● **EXERCISE**: Can you find the lines of the listing that include "JSON" and copy every one?
***** MATERIAL FOR THIS TASK
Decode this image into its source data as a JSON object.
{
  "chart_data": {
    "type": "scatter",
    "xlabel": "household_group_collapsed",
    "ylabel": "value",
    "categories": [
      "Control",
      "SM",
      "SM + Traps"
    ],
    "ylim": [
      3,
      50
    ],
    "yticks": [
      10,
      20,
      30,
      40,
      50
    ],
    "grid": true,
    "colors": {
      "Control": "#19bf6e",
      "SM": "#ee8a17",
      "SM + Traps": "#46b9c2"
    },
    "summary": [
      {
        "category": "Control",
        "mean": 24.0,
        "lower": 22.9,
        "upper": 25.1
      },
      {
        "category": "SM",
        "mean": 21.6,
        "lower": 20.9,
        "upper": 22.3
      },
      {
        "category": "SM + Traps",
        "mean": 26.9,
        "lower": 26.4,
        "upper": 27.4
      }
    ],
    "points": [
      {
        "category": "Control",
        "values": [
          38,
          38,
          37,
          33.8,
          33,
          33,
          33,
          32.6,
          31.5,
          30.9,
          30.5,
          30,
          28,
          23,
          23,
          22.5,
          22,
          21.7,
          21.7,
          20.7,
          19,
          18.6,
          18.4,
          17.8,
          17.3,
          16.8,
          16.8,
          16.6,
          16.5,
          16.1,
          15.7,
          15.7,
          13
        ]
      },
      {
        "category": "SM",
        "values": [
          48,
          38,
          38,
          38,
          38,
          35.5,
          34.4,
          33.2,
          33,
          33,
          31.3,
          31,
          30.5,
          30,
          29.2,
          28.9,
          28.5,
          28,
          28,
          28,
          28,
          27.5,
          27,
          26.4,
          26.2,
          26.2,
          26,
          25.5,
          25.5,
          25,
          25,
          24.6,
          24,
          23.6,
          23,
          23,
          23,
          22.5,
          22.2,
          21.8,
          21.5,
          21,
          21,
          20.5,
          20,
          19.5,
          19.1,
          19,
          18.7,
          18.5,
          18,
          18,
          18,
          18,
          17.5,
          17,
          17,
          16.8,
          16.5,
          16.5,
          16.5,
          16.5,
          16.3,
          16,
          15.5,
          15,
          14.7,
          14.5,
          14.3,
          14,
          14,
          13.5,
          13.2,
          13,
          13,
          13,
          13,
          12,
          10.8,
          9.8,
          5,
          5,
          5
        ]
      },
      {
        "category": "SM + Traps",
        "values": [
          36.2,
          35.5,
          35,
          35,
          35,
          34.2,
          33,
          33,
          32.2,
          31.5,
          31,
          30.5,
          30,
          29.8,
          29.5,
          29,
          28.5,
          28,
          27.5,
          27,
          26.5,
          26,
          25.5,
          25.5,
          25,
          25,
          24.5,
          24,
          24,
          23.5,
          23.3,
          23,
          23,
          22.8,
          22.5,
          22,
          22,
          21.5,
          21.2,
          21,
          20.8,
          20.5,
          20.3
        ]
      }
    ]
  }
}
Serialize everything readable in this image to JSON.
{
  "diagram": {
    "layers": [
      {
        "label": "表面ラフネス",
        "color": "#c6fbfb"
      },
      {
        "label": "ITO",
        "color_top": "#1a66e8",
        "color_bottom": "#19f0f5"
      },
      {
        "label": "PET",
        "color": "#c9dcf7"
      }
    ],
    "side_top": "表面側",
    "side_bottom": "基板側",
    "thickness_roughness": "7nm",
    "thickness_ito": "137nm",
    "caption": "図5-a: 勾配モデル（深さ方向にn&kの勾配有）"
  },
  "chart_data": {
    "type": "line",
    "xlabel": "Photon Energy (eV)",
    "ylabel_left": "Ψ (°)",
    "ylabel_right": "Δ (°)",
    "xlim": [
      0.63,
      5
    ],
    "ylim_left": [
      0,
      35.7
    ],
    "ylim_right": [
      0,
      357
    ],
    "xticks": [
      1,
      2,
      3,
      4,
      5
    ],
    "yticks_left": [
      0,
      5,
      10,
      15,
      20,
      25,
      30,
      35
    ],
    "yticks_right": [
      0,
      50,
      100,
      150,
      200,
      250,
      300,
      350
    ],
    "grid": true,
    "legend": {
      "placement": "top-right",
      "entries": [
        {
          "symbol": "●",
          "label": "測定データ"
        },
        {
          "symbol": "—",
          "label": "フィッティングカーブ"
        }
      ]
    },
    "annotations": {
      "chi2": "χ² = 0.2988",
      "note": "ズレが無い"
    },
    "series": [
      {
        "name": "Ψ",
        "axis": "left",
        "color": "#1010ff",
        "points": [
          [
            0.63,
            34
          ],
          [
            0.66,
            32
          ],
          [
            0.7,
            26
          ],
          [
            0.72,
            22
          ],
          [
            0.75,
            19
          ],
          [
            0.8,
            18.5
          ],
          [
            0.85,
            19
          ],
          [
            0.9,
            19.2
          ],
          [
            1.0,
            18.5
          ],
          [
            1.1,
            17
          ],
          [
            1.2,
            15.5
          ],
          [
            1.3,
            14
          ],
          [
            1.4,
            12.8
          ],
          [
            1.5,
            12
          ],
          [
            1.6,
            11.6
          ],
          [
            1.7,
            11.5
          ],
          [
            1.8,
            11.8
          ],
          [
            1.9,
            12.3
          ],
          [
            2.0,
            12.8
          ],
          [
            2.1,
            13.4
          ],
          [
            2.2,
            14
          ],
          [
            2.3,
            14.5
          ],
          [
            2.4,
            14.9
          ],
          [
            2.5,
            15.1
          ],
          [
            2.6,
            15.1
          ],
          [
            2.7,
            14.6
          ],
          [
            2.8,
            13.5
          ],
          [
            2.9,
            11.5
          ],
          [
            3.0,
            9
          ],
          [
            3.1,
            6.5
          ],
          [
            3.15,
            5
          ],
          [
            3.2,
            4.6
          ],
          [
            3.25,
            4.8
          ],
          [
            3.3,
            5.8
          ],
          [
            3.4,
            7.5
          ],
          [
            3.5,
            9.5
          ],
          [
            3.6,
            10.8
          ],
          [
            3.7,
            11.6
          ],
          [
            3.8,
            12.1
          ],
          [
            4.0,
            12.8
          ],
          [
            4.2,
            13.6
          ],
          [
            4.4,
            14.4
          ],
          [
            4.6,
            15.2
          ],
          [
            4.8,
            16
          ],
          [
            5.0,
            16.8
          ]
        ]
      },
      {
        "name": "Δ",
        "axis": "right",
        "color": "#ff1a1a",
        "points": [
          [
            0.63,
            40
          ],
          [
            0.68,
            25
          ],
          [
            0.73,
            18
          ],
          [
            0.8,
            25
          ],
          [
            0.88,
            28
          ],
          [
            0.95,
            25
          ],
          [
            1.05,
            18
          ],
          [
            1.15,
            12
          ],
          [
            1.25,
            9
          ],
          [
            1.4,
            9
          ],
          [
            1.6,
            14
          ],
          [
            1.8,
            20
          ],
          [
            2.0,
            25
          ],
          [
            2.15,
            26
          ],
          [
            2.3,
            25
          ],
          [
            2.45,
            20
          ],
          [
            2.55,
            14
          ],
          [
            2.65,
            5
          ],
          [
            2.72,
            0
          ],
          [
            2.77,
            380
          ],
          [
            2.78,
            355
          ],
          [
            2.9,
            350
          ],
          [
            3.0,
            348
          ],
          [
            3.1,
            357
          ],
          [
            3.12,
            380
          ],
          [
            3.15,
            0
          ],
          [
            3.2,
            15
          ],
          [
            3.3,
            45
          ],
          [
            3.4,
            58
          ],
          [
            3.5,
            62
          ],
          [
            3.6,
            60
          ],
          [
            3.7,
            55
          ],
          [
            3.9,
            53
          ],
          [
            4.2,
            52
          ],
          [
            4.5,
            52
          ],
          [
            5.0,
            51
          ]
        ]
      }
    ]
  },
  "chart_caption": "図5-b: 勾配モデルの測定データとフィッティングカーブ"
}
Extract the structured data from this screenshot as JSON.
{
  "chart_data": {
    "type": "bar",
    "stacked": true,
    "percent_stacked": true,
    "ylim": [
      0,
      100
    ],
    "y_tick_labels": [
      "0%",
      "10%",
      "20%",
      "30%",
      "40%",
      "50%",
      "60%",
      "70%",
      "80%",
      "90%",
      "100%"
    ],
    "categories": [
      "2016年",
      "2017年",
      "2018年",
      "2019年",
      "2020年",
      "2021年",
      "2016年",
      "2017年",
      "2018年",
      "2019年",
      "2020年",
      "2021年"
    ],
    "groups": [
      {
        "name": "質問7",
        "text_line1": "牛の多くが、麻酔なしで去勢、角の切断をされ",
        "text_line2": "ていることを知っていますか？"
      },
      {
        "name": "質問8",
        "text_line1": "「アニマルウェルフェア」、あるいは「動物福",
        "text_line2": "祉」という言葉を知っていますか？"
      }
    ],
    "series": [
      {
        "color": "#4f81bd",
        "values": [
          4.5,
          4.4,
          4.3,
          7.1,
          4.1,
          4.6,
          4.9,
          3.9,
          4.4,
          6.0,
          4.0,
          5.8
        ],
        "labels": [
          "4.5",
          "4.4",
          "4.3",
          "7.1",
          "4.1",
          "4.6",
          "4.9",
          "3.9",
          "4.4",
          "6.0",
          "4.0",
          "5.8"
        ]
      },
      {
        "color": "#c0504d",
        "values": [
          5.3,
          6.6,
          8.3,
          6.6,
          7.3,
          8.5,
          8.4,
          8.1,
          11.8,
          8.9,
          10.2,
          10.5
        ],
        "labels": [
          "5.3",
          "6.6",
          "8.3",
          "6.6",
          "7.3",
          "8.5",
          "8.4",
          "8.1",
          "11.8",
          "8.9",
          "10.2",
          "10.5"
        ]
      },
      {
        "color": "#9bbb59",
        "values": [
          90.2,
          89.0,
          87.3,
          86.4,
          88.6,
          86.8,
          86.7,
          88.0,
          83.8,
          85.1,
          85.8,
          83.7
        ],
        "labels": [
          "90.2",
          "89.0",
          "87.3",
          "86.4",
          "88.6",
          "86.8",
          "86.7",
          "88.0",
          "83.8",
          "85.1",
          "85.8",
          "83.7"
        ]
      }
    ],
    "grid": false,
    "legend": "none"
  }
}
**********
● **REPLY**:
Decode this image into its source data as a JSON object.
Serialize everything readable in this image to JSON.
Extract the structured data from this screenshot as JSON.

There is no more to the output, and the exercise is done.